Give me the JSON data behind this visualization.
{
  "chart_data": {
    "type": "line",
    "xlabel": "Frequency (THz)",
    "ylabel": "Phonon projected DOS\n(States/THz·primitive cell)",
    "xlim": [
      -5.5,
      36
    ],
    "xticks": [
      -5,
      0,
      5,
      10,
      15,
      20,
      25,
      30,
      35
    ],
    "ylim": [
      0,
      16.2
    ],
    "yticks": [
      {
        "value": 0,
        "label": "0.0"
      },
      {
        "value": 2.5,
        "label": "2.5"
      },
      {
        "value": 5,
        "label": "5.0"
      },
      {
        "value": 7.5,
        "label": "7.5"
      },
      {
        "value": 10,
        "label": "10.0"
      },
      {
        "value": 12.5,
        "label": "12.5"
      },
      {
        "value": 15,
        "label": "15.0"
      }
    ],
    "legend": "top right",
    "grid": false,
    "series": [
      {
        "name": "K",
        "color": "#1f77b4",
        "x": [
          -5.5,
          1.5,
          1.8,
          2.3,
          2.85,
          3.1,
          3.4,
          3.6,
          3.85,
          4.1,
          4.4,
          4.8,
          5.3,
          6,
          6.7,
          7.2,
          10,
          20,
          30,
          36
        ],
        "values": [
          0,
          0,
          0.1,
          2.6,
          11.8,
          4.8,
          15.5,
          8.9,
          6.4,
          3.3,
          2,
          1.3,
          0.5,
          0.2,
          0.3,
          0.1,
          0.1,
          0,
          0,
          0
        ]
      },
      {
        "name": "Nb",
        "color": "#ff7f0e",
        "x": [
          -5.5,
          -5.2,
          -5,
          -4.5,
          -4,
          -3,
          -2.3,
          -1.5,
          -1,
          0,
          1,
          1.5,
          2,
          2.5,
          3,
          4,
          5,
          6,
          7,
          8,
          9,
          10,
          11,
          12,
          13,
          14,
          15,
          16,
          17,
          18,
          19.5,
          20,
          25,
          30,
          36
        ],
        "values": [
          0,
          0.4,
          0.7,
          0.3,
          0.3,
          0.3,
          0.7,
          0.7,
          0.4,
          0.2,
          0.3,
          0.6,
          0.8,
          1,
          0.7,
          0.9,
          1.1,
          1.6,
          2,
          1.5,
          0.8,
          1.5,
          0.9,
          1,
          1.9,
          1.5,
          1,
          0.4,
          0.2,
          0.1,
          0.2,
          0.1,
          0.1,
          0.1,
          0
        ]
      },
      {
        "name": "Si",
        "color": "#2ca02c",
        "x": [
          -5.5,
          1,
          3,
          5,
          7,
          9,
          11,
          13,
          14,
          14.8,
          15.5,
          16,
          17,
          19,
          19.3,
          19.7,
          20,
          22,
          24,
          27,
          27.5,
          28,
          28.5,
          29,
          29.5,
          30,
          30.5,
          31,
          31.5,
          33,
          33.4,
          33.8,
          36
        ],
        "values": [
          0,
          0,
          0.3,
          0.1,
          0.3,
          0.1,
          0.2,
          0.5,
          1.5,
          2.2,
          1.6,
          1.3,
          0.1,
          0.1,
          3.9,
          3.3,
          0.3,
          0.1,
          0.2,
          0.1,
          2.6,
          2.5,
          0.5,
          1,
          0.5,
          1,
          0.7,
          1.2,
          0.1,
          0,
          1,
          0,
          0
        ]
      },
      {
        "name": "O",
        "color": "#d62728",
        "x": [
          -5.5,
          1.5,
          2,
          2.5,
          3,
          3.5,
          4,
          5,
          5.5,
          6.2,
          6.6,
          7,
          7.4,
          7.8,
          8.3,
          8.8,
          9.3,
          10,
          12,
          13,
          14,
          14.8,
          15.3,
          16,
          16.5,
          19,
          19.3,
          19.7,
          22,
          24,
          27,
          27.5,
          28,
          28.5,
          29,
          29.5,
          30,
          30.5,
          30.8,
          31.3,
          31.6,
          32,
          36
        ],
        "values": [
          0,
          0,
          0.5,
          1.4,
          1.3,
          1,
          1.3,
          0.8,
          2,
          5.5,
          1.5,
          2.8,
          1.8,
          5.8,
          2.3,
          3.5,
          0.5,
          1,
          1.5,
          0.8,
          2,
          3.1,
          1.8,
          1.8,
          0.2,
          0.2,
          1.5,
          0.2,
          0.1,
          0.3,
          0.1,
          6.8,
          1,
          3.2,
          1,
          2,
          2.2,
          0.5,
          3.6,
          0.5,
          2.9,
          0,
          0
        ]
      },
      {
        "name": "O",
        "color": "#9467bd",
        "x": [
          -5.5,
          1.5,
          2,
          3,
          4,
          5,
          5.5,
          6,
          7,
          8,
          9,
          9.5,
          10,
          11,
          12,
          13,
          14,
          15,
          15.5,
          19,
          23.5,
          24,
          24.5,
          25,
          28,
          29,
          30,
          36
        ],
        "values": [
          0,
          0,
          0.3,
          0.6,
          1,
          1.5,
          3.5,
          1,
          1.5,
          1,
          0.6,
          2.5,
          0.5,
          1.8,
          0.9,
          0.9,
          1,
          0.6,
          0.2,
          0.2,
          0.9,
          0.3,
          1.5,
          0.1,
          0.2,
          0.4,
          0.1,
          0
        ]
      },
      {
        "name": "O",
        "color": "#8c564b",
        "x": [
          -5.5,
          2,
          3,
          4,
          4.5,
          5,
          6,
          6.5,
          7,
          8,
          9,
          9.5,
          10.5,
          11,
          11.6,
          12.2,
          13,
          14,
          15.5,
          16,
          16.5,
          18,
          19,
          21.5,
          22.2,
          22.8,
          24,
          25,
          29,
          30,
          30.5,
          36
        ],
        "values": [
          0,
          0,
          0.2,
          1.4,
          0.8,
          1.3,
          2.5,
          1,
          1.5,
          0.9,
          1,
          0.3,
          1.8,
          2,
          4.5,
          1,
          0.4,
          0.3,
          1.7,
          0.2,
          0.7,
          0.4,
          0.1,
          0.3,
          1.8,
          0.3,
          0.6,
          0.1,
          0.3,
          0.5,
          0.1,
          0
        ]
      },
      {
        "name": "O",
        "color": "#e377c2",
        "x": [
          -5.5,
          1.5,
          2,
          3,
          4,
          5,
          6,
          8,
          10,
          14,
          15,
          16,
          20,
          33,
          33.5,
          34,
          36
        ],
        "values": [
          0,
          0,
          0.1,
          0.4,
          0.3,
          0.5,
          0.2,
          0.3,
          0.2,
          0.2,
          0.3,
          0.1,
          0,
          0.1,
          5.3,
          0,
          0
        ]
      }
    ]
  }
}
^^^^^^^^
Instructions to follow: From the data above, pick out each line containing "color" and copy it.

Written answer:
        "color": "#1f77b4",
        "color": "#ff7f0e",
        "color": "#2ca02c",
        "color": "#d62728",
        "color": "#9467bd",
        "color": "#8c564b",
        "color": "#e377c2",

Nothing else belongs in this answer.